**Exercise prompt:** Please list all lines of the material below in which the string "bottom" occurs.

[START OF Task input]

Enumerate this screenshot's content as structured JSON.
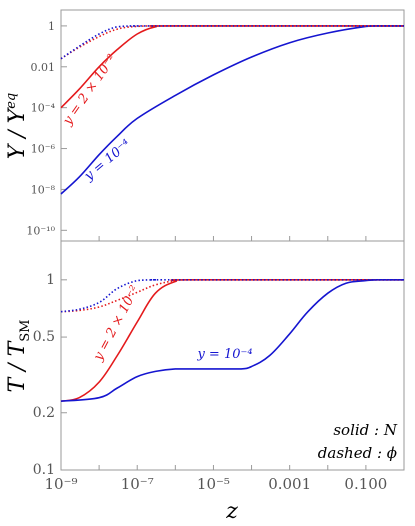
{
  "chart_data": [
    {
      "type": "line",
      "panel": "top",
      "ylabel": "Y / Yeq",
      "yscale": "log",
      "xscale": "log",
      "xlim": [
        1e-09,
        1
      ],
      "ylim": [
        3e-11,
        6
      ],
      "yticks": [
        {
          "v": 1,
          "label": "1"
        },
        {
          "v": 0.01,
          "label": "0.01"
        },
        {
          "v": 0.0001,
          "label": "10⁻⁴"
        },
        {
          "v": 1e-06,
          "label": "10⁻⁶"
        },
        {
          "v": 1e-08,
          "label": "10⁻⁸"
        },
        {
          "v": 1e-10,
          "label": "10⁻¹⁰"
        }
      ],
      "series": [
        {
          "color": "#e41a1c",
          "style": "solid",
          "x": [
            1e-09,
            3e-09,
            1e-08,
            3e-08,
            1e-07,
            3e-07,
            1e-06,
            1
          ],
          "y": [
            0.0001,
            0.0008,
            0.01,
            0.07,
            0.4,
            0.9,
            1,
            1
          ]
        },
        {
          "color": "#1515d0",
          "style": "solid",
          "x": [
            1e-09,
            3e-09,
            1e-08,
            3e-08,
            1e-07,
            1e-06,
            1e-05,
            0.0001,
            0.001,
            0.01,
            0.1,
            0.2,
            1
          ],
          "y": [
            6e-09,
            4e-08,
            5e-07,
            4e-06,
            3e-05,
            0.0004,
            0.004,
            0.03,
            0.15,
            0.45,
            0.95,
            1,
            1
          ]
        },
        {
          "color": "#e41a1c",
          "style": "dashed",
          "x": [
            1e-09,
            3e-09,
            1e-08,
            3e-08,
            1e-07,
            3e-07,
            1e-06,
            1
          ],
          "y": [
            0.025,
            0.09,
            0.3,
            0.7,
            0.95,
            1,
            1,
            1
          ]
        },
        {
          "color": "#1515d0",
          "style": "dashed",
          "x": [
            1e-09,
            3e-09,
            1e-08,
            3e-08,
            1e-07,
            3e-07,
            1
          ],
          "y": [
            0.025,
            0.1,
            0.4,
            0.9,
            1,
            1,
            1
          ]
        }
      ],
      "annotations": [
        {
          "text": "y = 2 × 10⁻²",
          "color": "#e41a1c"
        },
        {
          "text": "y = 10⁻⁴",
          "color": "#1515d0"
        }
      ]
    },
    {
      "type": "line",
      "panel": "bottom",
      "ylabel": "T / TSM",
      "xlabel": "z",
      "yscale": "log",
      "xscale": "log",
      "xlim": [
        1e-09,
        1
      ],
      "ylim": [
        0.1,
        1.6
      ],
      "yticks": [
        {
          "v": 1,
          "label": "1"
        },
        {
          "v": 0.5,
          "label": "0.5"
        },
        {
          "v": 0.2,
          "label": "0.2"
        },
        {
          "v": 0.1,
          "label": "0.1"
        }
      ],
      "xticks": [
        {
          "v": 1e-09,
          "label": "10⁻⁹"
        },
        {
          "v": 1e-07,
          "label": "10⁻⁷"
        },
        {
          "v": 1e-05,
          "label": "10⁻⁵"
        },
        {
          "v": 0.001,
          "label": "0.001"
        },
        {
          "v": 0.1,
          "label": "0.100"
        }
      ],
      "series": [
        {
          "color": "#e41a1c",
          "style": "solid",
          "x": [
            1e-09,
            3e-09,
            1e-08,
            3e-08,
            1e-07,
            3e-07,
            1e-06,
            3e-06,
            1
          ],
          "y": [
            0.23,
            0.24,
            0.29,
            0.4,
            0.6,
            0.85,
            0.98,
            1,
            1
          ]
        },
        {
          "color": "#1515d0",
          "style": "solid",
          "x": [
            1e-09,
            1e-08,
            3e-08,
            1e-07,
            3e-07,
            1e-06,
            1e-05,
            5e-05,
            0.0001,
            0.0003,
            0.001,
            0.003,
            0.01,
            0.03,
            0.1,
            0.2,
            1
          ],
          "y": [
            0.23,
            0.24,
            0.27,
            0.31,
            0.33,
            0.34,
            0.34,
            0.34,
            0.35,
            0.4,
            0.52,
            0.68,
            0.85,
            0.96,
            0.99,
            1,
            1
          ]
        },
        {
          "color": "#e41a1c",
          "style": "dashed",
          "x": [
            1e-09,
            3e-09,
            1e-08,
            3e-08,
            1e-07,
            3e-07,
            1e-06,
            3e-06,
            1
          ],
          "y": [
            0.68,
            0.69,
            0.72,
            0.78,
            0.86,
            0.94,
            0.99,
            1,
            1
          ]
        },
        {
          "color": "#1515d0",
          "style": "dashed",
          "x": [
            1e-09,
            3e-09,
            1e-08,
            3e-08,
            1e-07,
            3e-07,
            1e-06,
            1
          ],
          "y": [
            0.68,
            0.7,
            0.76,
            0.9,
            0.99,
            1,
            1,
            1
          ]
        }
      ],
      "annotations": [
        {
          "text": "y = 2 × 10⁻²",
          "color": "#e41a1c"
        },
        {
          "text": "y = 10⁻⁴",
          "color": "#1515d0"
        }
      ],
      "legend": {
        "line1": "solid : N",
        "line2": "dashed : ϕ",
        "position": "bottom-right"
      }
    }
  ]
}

[END OF Task input]

**Result:**
      "panel": "bottom",
        "position": "bottom-right"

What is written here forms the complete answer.